## WRITTEN EXERCISE:
Examine each line of the data. Copy those that contain the string "screenshot".
---*---
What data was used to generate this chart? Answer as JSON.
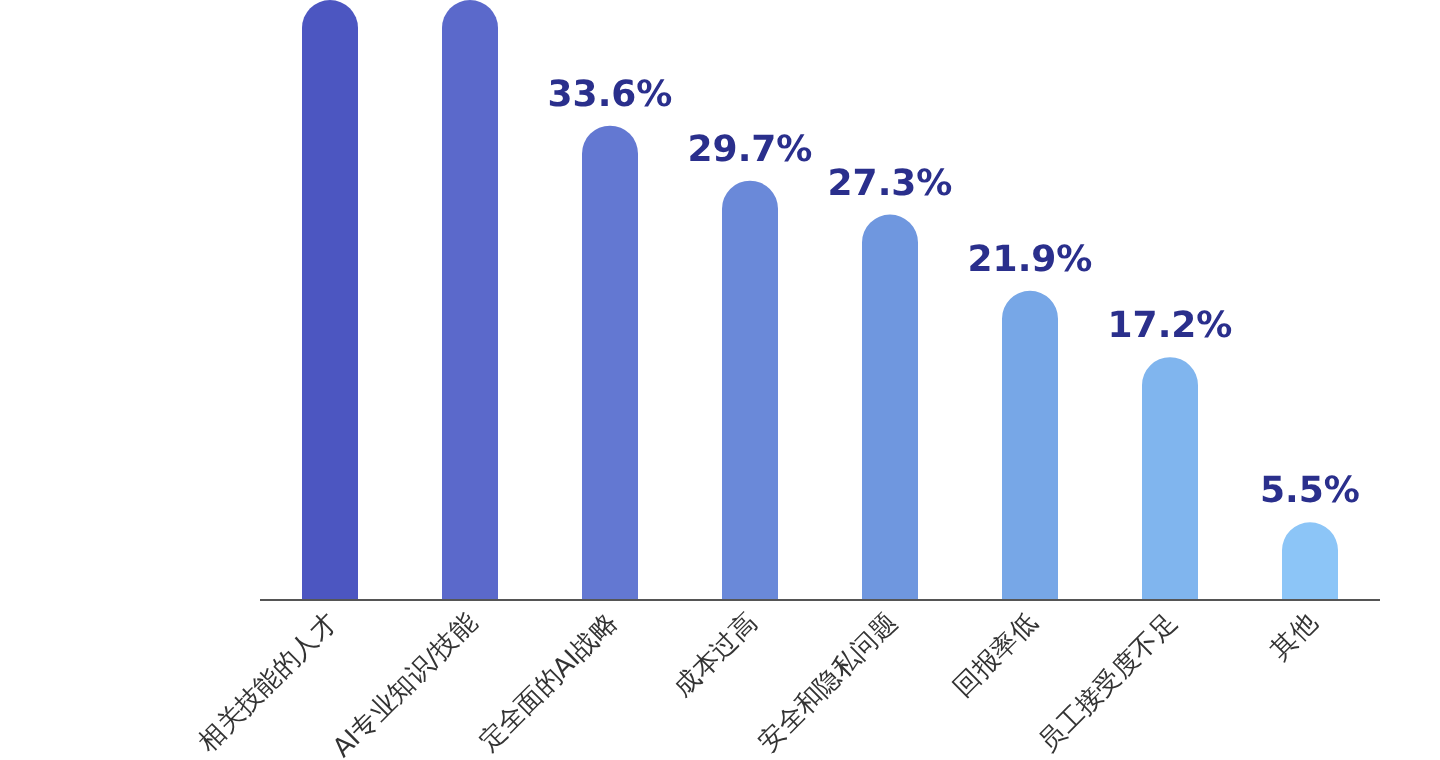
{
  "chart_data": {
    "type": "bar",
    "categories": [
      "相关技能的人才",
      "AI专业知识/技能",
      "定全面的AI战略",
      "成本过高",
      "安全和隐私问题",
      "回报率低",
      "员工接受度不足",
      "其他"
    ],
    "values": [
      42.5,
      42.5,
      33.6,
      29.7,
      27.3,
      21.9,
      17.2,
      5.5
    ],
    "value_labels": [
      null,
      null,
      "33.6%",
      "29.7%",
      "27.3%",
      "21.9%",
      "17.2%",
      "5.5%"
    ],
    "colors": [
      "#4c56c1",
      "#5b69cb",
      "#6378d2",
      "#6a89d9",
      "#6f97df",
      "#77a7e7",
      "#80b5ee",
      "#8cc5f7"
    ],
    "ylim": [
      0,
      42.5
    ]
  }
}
---*---
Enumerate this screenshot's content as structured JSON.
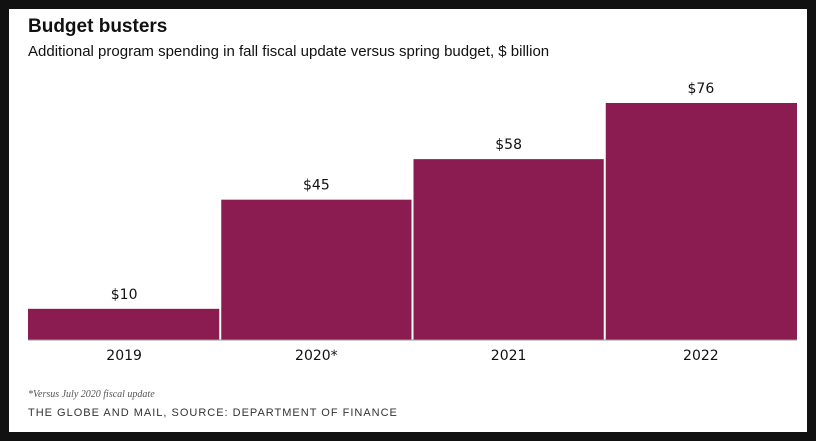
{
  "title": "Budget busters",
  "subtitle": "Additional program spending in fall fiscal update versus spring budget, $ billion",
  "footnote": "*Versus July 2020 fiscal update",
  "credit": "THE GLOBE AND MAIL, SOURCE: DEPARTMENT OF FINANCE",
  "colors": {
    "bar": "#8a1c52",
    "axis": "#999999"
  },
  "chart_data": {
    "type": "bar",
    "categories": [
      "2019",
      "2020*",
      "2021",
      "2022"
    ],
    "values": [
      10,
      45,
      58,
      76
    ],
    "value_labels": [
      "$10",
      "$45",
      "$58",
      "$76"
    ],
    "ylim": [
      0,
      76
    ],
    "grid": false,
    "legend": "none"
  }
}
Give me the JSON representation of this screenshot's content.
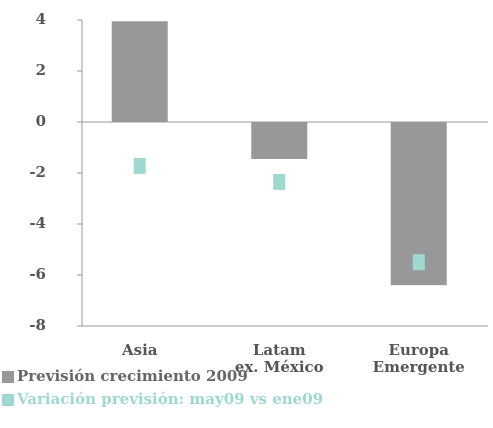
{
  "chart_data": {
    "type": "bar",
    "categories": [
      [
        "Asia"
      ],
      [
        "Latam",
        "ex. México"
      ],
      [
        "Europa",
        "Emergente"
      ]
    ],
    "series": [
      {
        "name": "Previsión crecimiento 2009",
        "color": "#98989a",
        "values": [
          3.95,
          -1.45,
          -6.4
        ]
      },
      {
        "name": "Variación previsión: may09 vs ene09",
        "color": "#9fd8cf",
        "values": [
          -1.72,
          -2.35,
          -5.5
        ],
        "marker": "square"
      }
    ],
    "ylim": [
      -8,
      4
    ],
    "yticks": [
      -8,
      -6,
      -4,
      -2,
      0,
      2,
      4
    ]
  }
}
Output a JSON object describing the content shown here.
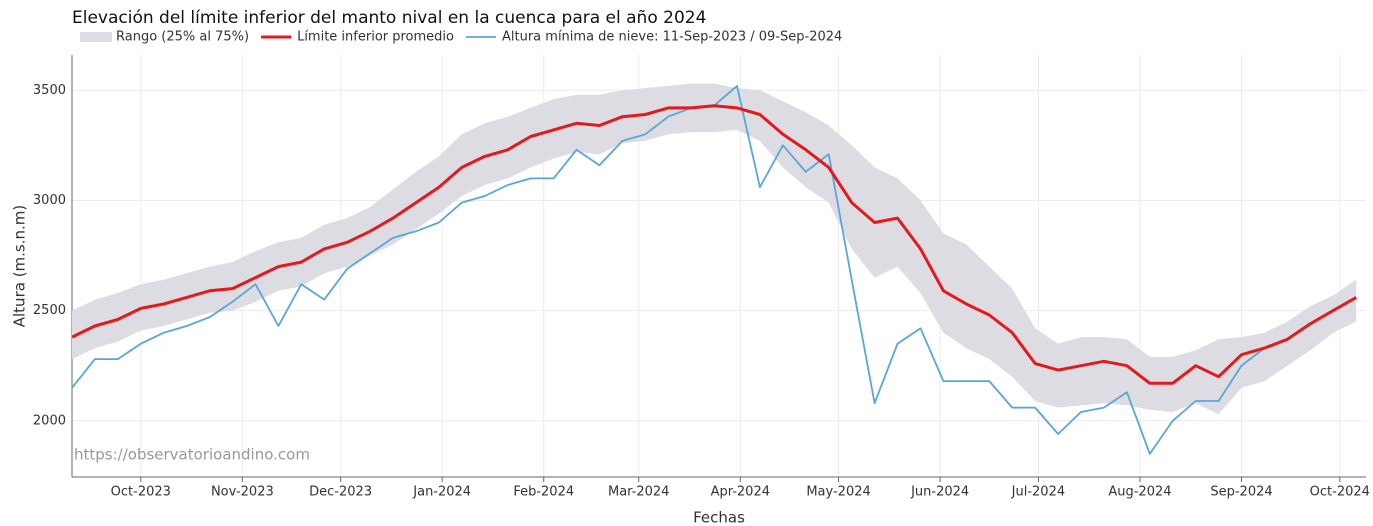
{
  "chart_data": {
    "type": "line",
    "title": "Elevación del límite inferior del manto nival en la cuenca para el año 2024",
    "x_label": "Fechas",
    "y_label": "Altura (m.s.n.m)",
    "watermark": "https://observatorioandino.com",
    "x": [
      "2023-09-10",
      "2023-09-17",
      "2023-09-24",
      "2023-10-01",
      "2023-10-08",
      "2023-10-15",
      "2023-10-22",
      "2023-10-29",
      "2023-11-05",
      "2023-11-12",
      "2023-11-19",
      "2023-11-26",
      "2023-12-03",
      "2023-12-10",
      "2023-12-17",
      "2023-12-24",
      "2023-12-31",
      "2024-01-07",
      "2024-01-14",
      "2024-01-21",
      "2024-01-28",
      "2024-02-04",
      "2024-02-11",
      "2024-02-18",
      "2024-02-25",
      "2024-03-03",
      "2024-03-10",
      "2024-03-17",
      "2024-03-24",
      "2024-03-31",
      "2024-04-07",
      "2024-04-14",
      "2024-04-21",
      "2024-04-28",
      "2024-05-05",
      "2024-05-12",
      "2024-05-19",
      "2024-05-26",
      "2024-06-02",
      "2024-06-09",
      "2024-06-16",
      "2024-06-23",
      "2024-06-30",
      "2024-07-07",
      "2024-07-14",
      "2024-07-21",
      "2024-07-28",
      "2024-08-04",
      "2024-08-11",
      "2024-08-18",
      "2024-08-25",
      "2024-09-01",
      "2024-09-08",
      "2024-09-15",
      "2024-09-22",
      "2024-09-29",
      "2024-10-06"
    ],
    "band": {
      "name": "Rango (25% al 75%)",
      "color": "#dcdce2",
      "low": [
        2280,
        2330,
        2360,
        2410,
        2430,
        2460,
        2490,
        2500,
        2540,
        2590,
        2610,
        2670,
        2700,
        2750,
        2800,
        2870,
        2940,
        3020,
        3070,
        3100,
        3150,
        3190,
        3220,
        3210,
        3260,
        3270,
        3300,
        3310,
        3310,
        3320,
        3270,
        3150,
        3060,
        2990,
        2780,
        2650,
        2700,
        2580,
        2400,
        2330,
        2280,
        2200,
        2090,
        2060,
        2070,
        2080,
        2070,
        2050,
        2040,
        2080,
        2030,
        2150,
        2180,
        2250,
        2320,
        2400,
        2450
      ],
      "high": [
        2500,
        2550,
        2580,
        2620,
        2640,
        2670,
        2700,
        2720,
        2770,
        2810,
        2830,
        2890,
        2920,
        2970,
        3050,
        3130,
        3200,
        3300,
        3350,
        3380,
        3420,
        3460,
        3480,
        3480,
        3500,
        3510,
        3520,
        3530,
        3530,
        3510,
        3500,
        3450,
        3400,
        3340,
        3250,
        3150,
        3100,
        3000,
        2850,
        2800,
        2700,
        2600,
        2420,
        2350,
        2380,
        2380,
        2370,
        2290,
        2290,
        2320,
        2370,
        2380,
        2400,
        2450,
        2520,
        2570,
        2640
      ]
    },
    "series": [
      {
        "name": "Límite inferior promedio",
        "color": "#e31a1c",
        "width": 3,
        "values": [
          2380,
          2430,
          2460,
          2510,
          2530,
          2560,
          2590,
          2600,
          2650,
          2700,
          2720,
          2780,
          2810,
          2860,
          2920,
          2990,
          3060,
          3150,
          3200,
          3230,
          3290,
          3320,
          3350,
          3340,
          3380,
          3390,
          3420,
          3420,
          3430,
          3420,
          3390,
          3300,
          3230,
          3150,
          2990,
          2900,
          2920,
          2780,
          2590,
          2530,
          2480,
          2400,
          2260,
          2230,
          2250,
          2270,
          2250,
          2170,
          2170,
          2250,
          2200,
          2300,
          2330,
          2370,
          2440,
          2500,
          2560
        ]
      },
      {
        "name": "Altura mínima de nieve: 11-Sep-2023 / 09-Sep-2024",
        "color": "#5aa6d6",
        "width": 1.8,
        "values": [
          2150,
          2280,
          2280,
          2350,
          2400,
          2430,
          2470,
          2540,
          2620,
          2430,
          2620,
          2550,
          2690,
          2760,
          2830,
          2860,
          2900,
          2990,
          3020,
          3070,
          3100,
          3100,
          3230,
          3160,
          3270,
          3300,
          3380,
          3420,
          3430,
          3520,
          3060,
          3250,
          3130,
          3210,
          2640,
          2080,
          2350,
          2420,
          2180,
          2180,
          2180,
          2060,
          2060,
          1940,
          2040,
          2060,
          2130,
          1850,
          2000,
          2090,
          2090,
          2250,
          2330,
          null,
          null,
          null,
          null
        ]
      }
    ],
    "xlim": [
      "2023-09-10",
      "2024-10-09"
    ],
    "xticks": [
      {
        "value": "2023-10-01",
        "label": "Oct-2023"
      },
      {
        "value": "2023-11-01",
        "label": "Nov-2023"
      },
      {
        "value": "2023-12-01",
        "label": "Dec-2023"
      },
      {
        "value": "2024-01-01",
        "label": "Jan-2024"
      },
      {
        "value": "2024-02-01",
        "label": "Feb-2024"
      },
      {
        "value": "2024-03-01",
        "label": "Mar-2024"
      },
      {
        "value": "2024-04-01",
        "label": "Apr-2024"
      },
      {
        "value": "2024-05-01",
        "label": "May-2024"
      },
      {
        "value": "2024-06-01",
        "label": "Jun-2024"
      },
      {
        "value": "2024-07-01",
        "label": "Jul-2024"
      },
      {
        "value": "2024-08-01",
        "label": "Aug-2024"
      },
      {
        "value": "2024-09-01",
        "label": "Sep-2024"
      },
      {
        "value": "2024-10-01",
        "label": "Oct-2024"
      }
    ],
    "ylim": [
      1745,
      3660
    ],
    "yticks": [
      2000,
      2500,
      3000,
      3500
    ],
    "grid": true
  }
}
---*---
## TASK SOLUTION:
Enumerate this screenshot's content as structured JSON.
Give me the JSON representation of this screenshot's content.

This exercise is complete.